◆ Directions ◆
Identify the lines that contain the word "Pedestrian" and copy each one.

>> Begin Input data

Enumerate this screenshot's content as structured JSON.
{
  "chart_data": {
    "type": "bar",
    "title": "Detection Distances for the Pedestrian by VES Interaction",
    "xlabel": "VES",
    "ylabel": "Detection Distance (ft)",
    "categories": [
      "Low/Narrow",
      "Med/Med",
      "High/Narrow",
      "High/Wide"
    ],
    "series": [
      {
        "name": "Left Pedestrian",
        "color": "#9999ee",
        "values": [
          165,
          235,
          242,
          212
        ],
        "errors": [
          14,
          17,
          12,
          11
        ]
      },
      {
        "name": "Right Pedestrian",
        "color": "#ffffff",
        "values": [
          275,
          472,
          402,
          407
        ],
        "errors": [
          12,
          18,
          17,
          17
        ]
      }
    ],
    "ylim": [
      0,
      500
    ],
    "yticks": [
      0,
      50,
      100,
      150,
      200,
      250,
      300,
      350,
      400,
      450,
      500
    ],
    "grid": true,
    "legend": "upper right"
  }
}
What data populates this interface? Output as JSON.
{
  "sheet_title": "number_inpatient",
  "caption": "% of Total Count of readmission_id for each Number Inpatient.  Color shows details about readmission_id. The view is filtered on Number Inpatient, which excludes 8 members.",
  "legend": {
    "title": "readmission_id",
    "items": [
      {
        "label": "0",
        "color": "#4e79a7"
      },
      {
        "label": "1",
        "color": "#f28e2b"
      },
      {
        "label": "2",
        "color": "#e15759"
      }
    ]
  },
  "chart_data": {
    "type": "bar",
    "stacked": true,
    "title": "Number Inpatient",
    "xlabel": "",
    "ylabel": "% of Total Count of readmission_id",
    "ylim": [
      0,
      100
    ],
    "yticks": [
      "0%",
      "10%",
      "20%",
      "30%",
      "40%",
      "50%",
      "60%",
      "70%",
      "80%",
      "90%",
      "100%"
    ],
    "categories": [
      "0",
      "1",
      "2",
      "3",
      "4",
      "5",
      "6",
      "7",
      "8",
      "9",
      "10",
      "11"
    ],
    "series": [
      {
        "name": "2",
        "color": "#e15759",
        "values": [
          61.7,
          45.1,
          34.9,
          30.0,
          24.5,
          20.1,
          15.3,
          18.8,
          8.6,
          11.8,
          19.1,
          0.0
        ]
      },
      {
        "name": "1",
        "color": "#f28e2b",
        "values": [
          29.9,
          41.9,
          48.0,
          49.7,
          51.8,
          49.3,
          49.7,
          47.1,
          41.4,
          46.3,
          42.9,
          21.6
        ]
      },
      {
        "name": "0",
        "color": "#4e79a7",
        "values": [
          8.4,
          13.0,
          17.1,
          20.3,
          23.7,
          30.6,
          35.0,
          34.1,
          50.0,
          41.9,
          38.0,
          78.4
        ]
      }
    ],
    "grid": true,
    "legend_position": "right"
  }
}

>> End Input data

◆ Answer for the task ◆
    "title": "Detection Distances for the Pedestrian by VES Interaction",
        "name": "Left Pedestrian",
        "name": "Right Pedestrian",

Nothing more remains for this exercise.